* To be done *
In the records that follow, locate every line with "label" and extract it.

::: Supplied records

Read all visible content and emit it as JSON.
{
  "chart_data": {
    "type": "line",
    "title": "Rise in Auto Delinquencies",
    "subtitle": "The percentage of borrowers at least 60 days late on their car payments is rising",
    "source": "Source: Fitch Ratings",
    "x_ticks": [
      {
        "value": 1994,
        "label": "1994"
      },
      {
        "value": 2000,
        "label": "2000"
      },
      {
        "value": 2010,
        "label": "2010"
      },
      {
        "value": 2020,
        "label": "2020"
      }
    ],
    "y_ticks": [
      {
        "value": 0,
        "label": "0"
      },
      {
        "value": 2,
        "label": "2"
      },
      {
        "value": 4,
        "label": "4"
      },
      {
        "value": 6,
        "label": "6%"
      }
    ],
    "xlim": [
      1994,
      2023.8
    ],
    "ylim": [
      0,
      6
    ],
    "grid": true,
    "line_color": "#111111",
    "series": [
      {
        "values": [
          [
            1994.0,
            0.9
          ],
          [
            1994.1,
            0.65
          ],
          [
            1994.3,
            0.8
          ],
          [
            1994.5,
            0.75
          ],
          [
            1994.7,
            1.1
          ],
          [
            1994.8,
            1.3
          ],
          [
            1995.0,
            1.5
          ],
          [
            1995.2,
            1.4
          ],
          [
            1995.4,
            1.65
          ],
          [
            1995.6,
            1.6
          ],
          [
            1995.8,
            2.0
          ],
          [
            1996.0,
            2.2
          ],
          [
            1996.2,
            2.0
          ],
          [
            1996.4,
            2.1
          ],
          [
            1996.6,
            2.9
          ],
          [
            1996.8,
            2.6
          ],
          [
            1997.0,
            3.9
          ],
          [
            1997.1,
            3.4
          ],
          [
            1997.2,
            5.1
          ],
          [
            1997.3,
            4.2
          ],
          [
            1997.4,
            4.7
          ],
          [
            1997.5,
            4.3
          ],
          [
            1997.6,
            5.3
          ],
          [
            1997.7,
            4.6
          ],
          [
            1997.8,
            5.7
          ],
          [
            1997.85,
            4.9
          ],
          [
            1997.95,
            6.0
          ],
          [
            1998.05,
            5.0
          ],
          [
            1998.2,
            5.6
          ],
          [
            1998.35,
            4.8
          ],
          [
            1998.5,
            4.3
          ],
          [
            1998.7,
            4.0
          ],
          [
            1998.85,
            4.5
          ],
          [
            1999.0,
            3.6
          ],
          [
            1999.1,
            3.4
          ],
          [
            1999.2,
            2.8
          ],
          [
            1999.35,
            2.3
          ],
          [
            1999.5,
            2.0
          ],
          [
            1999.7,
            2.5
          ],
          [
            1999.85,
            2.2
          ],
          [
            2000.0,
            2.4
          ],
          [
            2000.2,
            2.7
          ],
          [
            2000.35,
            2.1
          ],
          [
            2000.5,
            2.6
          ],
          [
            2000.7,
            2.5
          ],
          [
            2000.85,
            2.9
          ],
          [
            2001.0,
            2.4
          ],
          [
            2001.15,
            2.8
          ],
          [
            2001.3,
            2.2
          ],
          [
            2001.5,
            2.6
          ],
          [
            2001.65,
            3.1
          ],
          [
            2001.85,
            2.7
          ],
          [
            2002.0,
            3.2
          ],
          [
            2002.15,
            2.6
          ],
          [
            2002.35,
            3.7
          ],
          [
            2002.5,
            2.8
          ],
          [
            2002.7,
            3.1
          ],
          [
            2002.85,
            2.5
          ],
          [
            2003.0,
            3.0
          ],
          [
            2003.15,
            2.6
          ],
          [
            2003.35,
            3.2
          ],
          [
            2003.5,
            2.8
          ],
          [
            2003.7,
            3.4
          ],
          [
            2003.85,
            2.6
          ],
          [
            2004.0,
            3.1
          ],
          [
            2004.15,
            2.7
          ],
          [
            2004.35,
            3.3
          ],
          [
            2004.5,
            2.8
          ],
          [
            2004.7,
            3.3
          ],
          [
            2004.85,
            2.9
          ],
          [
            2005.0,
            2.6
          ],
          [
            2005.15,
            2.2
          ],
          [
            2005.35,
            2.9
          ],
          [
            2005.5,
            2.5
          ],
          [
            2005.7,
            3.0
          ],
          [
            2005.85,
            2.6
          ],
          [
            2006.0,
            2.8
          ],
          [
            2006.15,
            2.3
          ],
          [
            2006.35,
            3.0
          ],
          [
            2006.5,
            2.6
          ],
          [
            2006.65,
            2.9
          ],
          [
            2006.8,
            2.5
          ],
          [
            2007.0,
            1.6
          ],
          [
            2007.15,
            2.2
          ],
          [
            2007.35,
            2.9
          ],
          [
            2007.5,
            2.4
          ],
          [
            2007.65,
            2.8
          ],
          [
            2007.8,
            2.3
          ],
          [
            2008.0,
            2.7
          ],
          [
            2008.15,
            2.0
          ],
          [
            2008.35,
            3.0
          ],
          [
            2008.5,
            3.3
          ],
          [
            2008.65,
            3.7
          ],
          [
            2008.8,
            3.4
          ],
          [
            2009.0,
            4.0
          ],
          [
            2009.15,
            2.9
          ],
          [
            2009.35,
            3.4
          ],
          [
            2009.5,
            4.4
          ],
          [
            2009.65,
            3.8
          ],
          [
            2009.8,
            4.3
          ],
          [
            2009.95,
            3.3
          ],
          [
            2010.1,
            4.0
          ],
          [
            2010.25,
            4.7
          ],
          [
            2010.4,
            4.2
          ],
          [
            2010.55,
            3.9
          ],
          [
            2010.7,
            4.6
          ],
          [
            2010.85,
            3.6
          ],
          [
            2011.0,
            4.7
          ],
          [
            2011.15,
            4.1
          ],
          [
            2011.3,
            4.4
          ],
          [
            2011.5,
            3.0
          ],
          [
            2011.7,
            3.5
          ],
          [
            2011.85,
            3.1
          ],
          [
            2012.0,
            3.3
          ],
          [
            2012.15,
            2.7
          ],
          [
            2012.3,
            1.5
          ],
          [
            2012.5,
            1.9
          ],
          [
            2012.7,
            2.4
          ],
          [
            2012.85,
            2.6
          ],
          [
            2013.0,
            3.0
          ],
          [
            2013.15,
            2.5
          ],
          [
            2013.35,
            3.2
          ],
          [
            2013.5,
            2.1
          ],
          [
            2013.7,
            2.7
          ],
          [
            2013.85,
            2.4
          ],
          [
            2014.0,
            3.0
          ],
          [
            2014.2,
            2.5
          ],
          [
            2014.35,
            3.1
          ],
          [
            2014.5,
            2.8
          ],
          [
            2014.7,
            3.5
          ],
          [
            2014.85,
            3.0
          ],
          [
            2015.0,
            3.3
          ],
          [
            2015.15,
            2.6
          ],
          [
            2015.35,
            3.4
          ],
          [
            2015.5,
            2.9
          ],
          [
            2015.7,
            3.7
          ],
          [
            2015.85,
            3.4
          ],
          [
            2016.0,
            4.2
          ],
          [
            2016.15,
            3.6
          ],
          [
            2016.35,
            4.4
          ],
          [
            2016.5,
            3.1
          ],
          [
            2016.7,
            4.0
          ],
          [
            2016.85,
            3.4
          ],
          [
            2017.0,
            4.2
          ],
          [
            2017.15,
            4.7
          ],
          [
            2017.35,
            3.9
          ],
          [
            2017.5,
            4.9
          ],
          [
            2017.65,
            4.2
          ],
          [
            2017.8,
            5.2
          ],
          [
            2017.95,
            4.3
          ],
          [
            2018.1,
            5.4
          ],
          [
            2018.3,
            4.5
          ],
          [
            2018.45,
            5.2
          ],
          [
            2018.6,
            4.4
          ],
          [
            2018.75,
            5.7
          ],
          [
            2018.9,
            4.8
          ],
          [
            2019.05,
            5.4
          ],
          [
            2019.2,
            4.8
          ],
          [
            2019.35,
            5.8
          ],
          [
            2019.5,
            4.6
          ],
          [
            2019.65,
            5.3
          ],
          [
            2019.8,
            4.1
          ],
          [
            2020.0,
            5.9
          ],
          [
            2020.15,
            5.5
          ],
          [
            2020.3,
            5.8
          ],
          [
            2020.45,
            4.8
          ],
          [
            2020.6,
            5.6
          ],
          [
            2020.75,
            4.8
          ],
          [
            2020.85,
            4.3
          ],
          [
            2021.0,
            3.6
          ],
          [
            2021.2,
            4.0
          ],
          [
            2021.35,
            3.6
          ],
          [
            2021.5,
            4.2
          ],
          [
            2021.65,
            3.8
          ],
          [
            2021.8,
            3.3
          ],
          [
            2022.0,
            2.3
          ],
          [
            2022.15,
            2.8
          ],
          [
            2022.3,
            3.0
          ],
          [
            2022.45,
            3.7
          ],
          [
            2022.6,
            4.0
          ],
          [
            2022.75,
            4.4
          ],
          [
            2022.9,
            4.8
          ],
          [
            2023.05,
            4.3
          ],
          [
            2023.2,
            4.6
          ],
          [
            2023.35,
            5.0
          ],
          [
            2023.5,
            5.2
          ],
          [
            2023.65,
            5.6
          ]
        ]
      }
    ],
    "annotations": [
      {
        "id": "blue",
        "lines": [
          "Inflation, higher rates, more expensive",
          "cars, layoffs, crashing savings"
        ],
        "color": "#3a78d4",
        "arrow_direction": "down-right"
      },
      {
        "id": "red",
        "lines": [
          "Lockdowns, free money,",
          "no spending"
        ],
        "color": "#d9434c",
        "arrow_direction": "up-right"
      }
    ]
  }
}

::::::

* Exercise response *
        "label": "1994"
        "label": "2000"
        "label": "2010"
        "label": "2020"
        "label": "0"
        "label": "2"
        "label": "4"
        "label": "6%"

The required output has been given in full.